# [Records provided]
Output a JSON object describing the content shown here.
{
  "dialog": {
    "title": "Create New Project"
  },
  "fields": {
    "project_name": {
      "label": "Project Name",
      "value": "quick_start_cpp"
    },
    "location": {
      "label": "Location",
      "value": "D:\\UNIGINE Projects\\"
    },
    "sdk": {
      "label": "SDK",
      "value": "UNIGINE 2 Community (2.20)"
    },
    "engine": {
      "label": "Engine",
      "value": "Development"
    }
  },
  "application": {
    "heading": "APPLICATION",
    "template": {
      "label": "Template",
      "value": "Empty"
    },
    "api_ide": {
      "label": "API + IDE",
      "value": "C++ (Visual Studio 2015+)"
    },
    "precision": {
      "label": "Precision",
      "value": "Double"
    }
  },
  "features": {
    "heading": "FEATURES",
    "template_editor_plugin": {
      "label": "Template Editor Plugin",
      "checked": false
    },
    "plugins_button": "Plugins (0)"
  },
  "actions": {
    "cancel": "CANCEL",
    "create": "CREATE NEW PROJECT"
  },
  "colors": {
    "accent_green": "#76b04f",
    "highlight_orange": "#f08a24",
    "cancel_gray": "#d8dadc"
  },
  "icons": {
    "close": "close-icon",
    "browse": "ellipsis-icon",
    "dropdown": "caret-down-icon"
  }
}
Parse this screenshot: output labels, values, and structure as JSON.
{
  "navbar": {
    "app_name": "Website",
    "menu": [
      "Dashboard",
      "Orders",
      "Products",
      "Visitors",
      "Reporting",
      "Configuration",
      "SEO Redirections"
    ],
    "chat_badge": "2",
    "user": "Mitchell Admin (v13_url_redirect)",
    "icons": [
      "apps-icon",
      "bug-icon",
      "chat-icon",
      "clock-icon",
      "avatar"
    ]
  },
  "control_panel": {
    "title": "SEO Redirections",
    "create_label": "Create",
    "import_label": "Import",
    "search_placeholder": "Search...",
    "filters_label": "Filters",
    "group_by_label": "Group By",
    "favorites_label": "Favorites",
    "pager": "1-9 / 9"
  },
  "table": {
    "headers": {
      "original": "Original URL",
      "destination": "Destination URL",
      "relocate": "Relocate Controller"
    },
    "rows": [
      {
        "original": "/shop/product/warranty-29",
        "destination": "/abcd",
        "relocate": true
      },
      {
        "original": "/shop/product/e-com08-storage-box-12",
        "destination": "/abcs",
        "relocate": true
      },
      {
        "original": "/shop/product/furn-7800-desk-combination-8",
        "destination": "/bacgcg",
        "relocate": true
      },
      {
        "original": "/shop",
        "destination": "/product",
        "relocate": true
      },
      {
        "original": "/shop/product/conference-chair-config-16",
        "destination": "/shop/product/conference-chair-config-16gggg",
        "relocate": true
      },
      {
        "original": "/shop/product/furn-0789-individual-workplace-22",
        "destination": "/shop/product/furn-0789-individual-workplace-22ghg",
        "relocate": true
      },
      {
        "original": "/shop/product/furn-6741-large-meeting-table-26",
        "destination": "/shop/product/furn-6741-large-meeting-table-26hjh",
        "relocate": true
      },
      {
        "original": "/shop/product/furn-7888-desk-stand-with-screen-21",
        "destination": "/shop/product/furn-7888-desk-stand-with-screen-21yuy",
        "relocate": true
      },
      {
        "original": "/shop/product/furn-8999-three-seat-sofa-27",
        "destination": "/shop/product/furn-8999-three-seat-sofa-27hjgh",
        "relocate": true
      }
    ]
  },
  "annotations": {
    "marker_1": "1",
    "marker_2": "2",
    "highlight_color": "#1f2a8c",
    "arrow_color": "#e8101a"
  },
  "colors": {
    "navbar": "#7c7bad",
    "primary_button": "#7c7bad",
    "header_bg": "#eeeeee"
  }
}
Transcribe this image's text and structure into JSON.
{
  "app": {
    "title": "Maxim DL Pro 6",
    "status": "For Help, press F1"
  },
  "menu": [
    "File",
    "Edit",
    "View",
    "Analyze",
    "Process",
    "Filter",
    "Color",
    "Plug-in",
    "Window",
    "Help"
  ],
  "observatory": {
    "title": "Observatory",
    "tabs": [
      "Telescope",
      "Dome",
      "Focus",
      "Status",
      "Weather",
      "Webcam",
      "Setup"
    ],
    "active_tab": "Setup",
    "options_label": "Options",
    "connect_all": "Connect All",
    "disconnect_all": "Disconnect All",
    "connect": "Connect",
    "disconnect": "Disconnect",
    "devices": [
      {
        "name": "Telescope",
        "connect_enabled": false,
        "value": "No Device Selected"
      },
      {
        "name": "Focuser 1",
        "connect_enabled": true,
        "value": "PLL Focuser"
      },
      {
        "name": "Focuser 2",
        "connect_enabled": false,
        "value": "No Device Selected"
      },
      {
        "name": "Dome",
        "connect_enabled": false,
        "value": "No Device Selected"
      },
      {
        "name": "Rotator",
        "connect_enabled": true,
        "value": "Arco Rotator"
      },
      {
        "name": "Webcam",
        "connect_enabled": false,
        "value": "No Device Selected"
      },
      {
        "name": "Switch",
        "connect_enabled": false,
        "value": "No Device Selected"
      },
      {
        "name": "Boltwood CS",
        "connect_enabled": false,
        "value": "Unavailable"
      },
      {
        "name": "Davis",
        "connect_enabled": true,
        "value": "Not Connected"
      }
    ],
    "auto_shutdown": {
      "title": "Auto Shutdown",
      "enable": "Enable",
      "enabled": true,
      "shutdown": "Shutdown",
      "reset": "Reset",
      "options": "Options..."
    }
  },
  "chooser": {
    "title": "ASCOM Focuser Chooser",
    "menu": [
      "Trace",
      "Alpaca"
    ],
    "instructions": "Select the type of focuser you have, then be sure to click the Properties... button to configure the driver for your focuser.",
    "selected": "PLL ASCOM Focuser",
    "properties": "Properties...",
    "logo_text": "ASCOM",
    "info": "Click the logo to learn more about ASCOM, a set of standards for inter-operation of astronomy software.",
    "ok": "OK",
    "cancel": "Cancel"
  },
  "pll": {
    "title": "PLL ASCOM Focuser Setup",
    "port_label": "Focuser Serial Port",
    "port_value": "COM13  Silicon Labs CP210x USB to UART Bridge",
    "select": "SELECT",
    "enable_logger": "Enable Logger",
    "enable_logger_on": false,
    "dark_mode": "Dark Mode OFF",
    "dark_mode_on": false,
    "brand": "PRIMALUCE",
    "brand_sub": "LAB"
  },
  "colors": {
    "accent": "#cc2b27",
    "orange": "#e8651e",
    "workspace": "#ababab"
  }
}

# [Short task]
Repeat all of the entries exactly.

# [Finished exercise]
Output a JSON object describing the content shown here.
{
  "dialog": {
    "title": "Create New Project"
  },
  "fields": {
    "project_name": {
      "label": "Project Name",
      "value": "quick_start_cpp"
    },
    "location": {
      "label": "Location",
      "value": "D:\\UNIGINE Projects\\"
    },
    "sdk": {
      "label": "SDK",
      "value": "UNIGINE 2 Community (2.20)"
    },
    "engine": {
      "label": "Engine",
      "value": "Development"
    }
  },
  "application": {
    "heading": "APPLICATION",
    "template": {
      "label": "Template",
      "value": "Empty"
    },
    "api_ide": {
      "label": "API + IDE",
      "value": "C++ (Visual Studio 2015+)"
    },
    "precision": {
      "label": "Precision",
      "value": "Double"
    }
  },
  "features": {
    "heading": "FEATURES",
    "template_editor_plugin": {
      "label": "Template Editor Plugin",
      "checked": false
    },
    "plugins_button": "Plugins (0)"
  },
  "actions": {
    "cancel": "CANCEL",
    "create": "CREATE NEW PROJECT"
  },
  "colors": {
    "accent_green": "#76b04f",
    "highlight_orange": "#f08a24",
    "cancel_gray": "#d8dadc"
  },
  "icons": {
    "close": "close-icon",
    "browse": "ellipsis-icon",
    "dropdown": "caret-down-icon"
  }
}
Parse this screenshot: output labels, values, and structure as JSON.
{
  "navbar": {
    "app_name": "Website",
    "menu": [
      "Dashboard",
      "Orders",
      "Products",
      "Visitors",
      "Reporting",
      "Configuration",
      "SEO Redirections"
    ],
    "chat_badge": "2",
    "user": "Mitchell Admin (v13_url_redirect)",
    "icons": [
      "apps-icon",
      "bug-icon",
      "chat-icon",
      "clock-icon",
      "avatar"
    ]
  },
  "control_panel": {
    "title": "SEO Redirections",
    "create_label": "Create",
    "import_label": "Import",
    "search_placeholder": "Search...",
    "filters_label": "Filters",
    "group_by_label": "Group By",
    "favorites_label": "Favorites",
    "pager": "1-9 / 9"
  },
  "table": {
    "headers": {
      "original": "Original URL",
      "destination": "Destination URL",
      "relocate": "Relocate Controller"
    },
    "rows": [
      {
        "original": "/shop/product/warranty-29",
        "destination": "/abcd",
        "relocate": true
      },
      {
        "original": "/shop/product/e-com08-storage-box-12",
        "destination": "/abcs",
        "relocate": true
      },
      {
        "original": "/shop/product/furn-7800-desk-combination-8",
        "destination": "/bacgcg",
        "relocate": true
      },
      {
        "original": "/shop",
        "destination": "/product",
        "relocate": true
      },
      {
        "original": "/shop/product/conference-chair-config-16",
        "destination": "/shop/product/conference-chair-config-16gggg",
        "relocate": true
      },
      {
        "original": "/shop/product/furn-0789-individual-workplace-22",
        "destination": "/shop/product/furn-0789-individual-workplace-22ghg",
        "relocate": true
      },
      {
        "original": "/shop/product/furn-6741-large-meeting-table-26",
        "destination": "/shop/product/furn-6741-large-meeting-table-26hjh",
        "relocate": true
      },
      {
        "original": "/shop/product/furn-7888-desk-stand-with-screen-21",
        "destination": "/shop/product/furn-7888-desk-stand-with-screen-21yuy",
        "relocate": true
      },
      {
        "original": "/shop/product/furn-8999-three-seat-sofa-27",
        "destination": "/shop/product/furn-8999-three-seat-sofa-27hjgh",
        "relocate": true
      }
    ]
  },
  "annotations": {
    "marker_1": "1",
    "marker_2": "2",
    "highlight_color": "#1f2a8c",
    "arrow_color": "#e8101a"
  },
  "colors": {
    "navbar": "#7c7bad",
    "primary_button": "#7c7bad",
    "header_bg": "#eeeeee"
  }
}
Transcribe this image's text and structure into JSON.
{
  "app": {
    "title": "Maxim DL Pro 6",
    "status": "For Help, press F1"
  },
  "menu": [
    "File",
    "Edit",
    "View",
    "Analyze",
    "Process",
    "Filter",
    "Color",
    "Plug-in",
    "Window",
    "Help"
  ],
  "observatory": {
    "title": "Observatory",
    "tabs": [
      "Telescope",
      "Dome",
      "Focus",
      "Status",
      "Weather",
      "Webcam",
      "Setup"
    ],
    "active_tab": "Setup",
    "options_label": "Options",
    "connect_all": "Connect All",
    "disconnect_all": "Disconnect All",
    "connect": "Connect",
    "disconnect": "Disconnect",
    "devices": [
      {
        "name": "Telescope",
        "connect_enabled": false,
        "value": "No Device Selected"
      },
      {
        "name": "Focuser 1",
        "connect_enabled": true,
        "value": "PLL Focuser"
      },
      {
        "name": "Focuser 2",
        "connect_enabled": false,
        "value": "No Device Selected"
      },
      {
        "name": "Dome",
        "connect_enabled": false,
        "value": "No Device Selected"
      },
      {
        "name": "Rotator",
        "connect_enabled": true,
        "value": "Arco Rotator"
      },
      {
        "name": "Webcam",
        "connect_enabled": false,
        "value": "No Device Selected"
      },
      {
        "name": "Switch",
        "connect_enabled": false,
        "value": "No Device Selected"
      },
      {
        "name": "Boltwood CS",
        "connect_enabled": false,
        "value": "Unavailable"
      },
      {
        "name": "Davis",
        "connect_enabled": true,
        "value": "Not Connected"
      }
    ],
    "auto_shutdown": {
      "title": "Auto Shutdown",
      "enable": "Enable",
      "enabled": true,
      "shutdown": "Shutdown",
      "reset": "Reset",
      "options": "Options..."
    }
  },
  "chooser": {
    "title": "ASCOM Focuser Chooser",
    "menu": [
      "Trace",
      "Alpaca"
    ],
    "instructions": "Select the type of focuser you have, then be sure to click the Properties... button to configure the driver for your focuser.",
    "selected": "PLL ASCOM Focuser",
    "properties": "Properties...",
    "logo_text": "ASCOM",
    "info": "Click the logo to learn more about ASCOM, a set of standards for inter-operation of astronomy software.",
    "ok": "OK",
    "cancel": "Cancel"
  },
  "pll": {
    "title": "PLL ASCOM Focuser Setup",
    "port_label": "Focuser Serial Port",
    "port_value": "COM13  Silicon Labs CP210x USB to UART Bridge",
    "select": "SELECT",
    "enable_logger": "Enable Logger",
    "enable_logger_on": false,
    "dark_mode": "Dark Mode OFF",
    "dark_mode_on": false,
    "brand": "PRIMALUCE",
    "brand_sub": "LAB"
  },
  "colors": {
    "accent": "#cc2b27",
    "orange": "#e8651e",
    "workspace": "#ababab"
  }
}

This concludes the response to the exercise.